• _Element boundary records_
☆ ☆ ☆ ☆ ☆ ☆ ☆

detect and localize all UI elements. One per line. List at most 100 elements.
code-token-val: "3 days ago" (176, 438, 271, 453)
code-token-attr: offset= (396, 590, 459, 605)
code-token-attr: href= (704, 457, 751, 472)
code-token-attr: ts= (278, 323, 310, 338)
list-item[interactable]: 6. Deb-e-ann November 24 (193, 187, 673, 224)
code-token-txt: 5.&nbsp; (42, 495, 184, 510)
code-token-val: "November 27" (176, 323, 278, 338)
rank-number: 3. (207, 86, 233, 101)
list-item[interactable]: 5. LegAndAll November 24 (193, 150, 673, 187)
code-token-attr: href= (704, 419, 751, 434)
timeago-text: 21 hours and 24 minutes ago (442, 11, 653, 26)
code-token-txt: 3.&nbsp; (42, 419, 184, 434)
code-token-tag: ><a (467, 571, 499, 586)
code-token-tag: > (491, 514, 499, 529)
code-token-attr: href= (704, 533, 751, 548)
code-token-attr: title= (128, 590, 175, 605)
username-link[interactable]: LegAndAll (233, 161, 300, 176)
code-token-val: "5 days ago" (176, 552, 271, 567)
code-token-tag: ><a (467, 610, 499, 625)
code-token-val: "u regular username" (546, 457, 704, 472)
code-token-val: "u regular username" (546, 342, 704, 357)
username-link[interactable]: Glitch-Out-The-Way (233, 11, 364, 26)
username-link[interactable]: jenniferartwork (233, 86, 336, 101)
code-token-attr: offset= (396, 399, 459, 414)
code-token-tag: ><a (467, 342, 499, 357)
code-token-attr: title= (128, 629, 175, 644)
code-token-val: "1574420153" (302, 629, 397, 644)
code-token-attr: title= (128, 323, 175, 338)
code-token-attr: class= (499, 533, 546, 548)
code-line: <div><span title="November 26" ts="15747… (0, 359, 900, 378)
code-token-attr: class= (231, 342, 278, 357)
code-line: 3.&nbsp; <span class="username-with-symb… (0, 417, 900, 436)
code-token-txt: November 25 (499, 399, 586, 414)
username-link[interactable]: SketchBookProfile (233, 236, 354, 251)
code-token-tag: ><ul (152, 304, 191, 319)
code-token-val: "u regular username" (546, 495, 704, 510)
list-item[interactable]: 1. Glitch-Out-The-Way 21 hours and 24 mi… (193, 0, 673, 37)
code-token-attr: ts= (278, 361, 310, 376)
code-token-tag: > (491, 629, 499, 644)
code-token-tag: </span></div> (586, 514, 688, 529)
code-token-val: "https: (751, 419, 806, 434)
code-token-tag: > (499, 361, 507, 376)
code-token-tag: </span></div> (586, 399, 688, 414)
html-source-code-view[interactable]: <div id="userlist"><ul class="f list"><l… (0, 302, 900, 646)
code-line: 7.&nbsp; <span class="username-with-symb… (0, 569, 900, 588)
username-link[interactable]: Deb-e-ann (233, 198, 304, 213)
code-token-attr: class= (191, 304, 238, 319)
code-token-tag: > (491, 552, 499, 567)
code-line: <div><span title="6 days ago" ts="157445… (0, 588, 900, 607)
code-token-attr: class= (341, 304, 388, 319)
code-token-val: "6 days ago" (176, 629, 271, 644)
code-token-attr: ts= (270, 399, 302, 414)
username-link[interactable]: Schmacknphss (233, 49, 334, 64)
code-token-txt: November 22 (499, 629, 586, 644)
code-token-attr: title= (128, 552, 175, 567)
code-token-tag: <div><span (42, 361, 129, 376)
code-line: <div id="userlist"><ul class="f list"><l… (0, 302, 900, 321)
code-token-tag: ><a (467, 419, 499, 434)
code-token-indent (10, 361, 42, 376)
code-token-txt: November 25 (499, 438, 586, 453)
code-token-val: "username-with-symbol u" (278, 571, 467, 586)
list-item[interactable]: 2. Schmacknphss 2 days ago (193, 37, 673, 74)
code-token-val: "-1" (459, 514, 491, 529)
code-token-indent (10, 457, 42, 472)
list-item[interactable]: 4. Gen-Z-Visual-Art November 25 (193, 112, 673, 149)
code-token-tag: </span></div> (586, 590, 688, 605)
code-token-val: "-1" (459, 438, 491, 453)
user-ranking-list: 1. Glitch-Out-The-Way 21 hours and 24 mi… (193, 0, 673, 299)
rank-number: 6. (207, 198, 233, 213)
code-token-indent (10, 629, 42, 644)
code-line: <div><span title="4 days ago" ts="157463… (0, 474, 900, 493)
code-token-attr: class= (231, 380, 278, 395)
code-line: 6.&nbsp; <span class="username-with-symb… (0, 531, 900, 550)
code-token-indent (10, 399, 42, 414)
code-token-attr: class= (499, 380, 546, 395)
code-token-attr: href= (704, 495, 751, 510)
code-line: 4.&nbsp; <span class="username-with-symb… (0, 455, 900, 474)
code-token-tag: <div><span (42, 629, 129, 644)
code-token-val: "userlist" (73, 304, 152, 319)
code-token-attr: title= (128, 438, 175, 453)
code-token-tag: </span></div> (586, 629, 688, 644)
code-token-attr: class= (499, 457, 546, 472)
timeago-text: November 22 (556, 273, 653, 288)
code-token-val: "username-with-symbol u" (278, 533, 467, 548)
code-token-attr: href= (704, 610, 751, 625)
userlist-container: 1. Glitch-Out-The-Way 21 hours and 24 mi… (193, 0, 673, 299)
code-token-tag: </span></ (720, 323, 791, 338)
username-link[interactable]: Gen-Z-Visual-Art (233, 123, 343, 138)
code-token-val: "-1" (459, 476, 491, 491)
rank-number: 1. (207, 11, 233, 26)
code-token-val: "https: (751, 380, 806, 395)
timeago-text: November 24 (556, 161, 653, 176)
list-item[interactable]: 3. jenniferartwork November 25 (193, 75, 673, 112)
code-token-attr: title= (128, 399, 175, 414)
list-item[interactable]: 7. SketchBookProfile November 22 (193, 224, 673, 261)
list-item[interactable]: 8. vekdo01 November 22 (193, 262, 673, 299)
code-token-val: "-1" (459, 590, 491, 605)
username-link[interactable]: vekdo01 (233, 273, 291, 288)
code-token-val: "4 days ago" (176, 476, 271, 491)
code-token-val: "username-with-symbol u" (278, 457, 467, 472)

☆ ☆ ☆ ☆ ☆ ☆ ☆

Convert the rows above into a numbered list, omitting any blank lines.

• _Full response_
1. detect and localize all UI elements. One per line. List at most 100 elements.
2. code-token-val: "3 days ago" (176, 438, 271, 453)
3. code-token-attr: offset= (396, 590, 459, 605)
4. code-token-attr: href= (704, 457, 751, 472)
5. code-token-attr: ts= (278, 323, 310, 338)
6. list-item[interactable]: 6. Deb-e-ann November 24 (193, 187, 673, 224)
7. code-token-txt: 5.&nbsp; (42, 495, 184, 510)
8. code-token-val: "November 27" (176, 323, 278, 338)
9. rank-number: 3. (207, 86, 233, 101)
10. list-item[interactable]: 5. LegAndAll November 24 (193, 150, 673, 187)
11. code-token-attr: href= (704, 419, 751, 434)
12. timeago-text: 21 hours and 24 minutes ago (442, 11, 653, 26)
13. code-token-txt: 3.&nbsp; (42, 419, 184, 434)
14. code-token-tag: ><a (467, 571, 499, 586)
15. code-token-tag: > (491, 514, 499, 529)
16. code-token-attr: href= (704, 533, 751, 548)
17. code-token-attr: title= (128, 590, 175, 605)
18. username-link[interactable]: LegAndAll (233, 161, 300, 176)
19. code-token-val: "5 days ago" (176, 552, 271, 567)
20. code-token-tag: ><a (467, 610, 499, 625)
21. code-token-val: "u regular username" (546, 457, 704, 472)
22. code-token-val: "u regular username" (546, 342, 704, 357)
23. username-link[interactable]: Glitch-Out-The-Way (233, 11, 364, 26)
24. username-link[interactable]: jenniferartwork (233, 86, 336, 101)
25. code-token-attr: offset= (396, 399, 459, 414)
26. code-token-tag: ><a (467, 342, 499, 357)
27. code-token-attr: title= (128, 629, 175, 644)
28. code-token-val: "1574420153" (302, 629, 397, 644)
29. code-token-attr: title= (128, 323, 175, 338)
30. code-token-attr: class= (499, 533, 546, 548)
31. code-line: <div><span title="November 26" ts="15747… (0, 359, 900, 378)
32. code-token-attr: class= (231, 342, 278, 357)
33. code-line: 3.&nbsp; <span class="username-with-symb… (0, 417, 900, 436)
34. code-token-txt: November 25 (499, 399, 586, 414)
35. username-link[interactable]: SketchBookProfile (233, 236, 354, 251)
36. code-token-tag: ><ul (152, 304, 191, 319)
37. code-token-val: "u regular username" (546, 495, 704, 510)
38. list-item[interactable]: 1. Glitch-Out-The-Way 21 hours and 24 mi… (193, 0, 673, 37)
39. code-token-attr: ts= (278, 361, 310, 376)
40. code-token-tag: > (491, 629, 499, 644)
41. code-token-tag: </span></div> (586, 514, 688, 529)
42. code-token-val: "https: (751, 419, 806, 434)
43. code-token-tag: > (499, 361, 507, 376)
44. code-token-tag: </span></div> (586, 399, 688, 414)
45. html-source-code-view[interactable]: <div id="userlist"><ul class="f list"><l… (0, 302, 900, 646)
46. code-line: 7.&nbsp; <span class="username-with-symb… (0, 569, 900, 588)
47. username-link[interactable]: Deb-e-ann (233, 198, 304, 213)
48. code-token-attr: class= (191, 304, 238, 319)
49. code-token-tag: > (491, 552, 499, 567)
50. code-line: <div><span title="6 days ago" ts="157445… (0, 588, 900, 607)
51. code-token-attr: class= (341, 304, 388, 319)
52. code-token-val: "6 days ago" (176, 629, 271, 644)
53. code-token-attr: ts= (270, 399, 302, 414)
54. username-link[interactable]: Schmacknphss (233, 49, 334, 64)
55. code-token-txt: November 22 (499, 629, 586, 644)
56. code-token-attr: title= (128, 552, 175, 567)
57. code-token-tag: <div><span (42, 361, 129, 376)
58. code-line: <div id="userlist"><ul class="f list"><l… (0, 302, 900, 321)
59. code-token-tag: ><a (467, 419, 499, 434)
60. code-token-indent (10, 361, 42, 376)
61. code-token-txt: November 25 (499, 438, 586, 453)
62. code-token-val: "username-with-symbol u" (278, 571, 467, 586)
63. list-item[interactable]: 2. Schmacknphss 2 days ago (193, 37, 673, 74)
64. code-token-val: "-1" (459, 514, 491, 529)
65. code-token-indent (10, 457, 42, 472)
66. list-item[interactable]: 4. Gen-Z-Visual-Art November 25 (193, 112, 673, 149)
67. code-token-tag: </span></div> (586, 590, 688, 605)
68. code-token-val: "-1" (459, 438, 491, 453)
69. user-ranking-list: 1. Glitch-Out-The-Way 21 hours and 24 mi… (193, 0, 673, 299)
70. rank-number: 6. (207, 198, 233, 213)
71. code-token-indent (10, 629, 42, 644)
72. code-line: <div><span title="4 days ago" ts="157463… (0, 474, 900, 493)
73. code-token-attr: class= (231, 380, 278, 395)
74. code-line: 6.&nbsp; <span class="username-with-symb… (0, 531, 900, 550)
75. code-token-indent (10, 399, 42, 414)
76. code-token-attr: class= (499, 380, 546, 395)
77. code-token-attr: href= (704, 495, 751, 510)
78. code-line: 4.&nbsp; <span class="username-with-symb… (0, 455, 900, 474)
79. code-token-tag: <div><span (42, 629, 129, 644)
80. code-token-val: "userlist" (73, 304, 152, 319)
81. code-token-attr: title= (128, 438, 175, 453)
82. code-token-tag: </span></div> (586, 629, 688, 644)
83. code-token-attr: class= (499, 457, 546, 472)
84. timeago-text: November 22 (556, 273, 653, 288)
85. code-token-val: "username-with-symbol u" (278, 533, 467, 548)
86. code-token-attr: href= (704, 610, 751, 625)
87. userlist-container: 1. Glitch-Out-The-Way 21 hours and 24 mi… (193, 0, 673, 299)
88. code-token-tag: </span></ (720, 323, 791, 338)
89. username-link[interactable]: Gen-Z-Visual-Art (233, 123, 343, 138)
90. code-token-val: "-1" (459, 476, 491, 491)
91. rank-number: 1. (207, 11, 233, 26)
92. code-token-val: "https: (751, 380, 806, 395)
93. timeago-text: November 24 (556, 161, 653, 176)
94. list-item[interactable]: 3. jenniferartwork November 25 (193, 75, 673, 112)
95. code-token-attr: title= (128, 399, 175, 414)
96. list-item[interactable]: 7. SketchBookProfile November 22 (193, 224, 673, 261)
97. list-item[interactable]: 8. vekdo01 November 22 (193, 262, 673, 299)
98. code-token-val: "-1" (459, 590, 491, 605)
99. username-link[interactable]: vekdo01 (233, 273, 291, 288)
100. code-token-val: "4 days ago" (176, 476, 271, 491)
101. code-token-val: "username-with-symbol u" (278, 457, 467, 472)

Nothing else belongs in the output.